- **Given request**
Find each line with the string "Definir" and report it.
## Begin
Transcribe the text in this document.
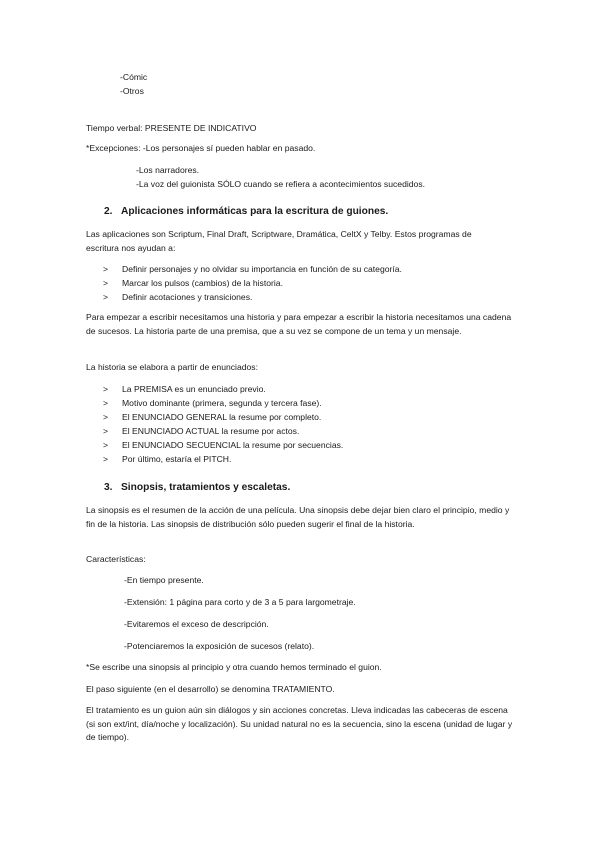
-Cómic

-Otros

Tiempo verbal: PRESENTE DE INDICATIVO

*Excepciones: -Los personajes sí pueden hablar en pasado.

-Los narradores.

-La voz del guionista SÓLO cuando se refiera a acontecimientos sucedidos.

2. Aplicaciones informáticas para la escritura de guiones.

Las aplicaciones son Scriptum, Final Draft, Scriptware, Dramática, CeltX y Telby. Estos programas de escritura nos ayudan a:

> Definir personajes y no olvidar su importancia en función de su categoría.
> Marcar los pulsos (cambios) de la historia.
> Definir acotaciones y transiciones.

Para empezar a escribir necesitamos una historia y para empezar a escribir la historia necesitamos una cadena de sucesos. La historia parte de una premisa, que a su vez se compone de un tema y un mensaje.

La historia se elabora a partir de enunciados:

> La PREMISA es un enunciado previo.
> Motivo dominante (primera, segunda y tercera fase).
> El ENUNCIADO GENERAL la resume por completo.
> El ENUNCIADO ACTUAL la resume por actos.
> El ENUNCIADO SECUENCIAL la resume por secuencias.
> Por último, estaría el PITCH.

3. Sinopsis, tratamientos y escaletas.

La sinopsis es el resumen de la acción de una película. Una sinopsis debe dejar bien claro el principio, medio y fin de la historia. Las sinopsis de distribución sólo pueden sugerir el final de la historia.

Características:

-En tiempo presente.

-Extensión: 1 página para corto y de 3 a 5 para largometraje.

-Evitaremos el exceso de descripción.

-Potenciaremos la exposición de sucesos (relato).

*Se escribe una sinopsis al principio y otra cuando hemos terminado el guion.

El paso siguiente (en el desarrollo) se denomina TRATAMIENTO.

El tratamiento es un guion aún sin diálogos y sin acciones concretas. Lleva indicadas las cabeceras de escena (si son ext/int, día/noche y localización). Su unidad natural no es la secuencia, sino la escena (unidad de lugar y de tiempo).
## End
## Begin
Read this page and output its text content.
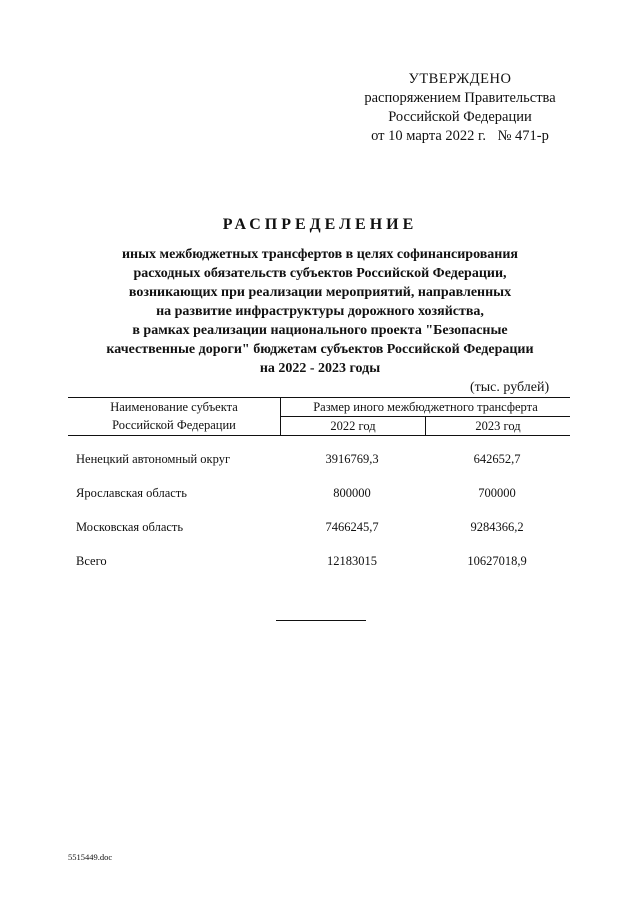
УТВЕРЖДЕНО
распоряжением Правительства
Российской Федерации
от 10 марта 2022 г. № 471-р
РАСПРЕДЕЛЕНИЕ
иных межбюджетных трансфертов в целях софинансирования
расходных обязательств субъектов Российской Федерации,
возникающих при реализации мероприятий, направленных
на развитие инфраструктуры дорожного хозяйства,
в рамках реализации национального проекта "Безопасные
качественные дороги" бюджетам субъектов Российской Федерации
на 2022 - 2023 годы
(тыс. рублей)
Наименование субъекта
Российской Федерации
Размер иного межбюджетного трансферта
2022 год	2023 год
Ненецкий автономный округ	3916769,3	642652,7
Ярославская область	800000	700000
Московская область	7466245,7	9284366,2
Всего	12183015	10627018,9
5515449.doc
## End
- **Complete response**
> Definir personajes y no olvidar su importancia en función de su categoría.
> Definir acotaciones y transiciones.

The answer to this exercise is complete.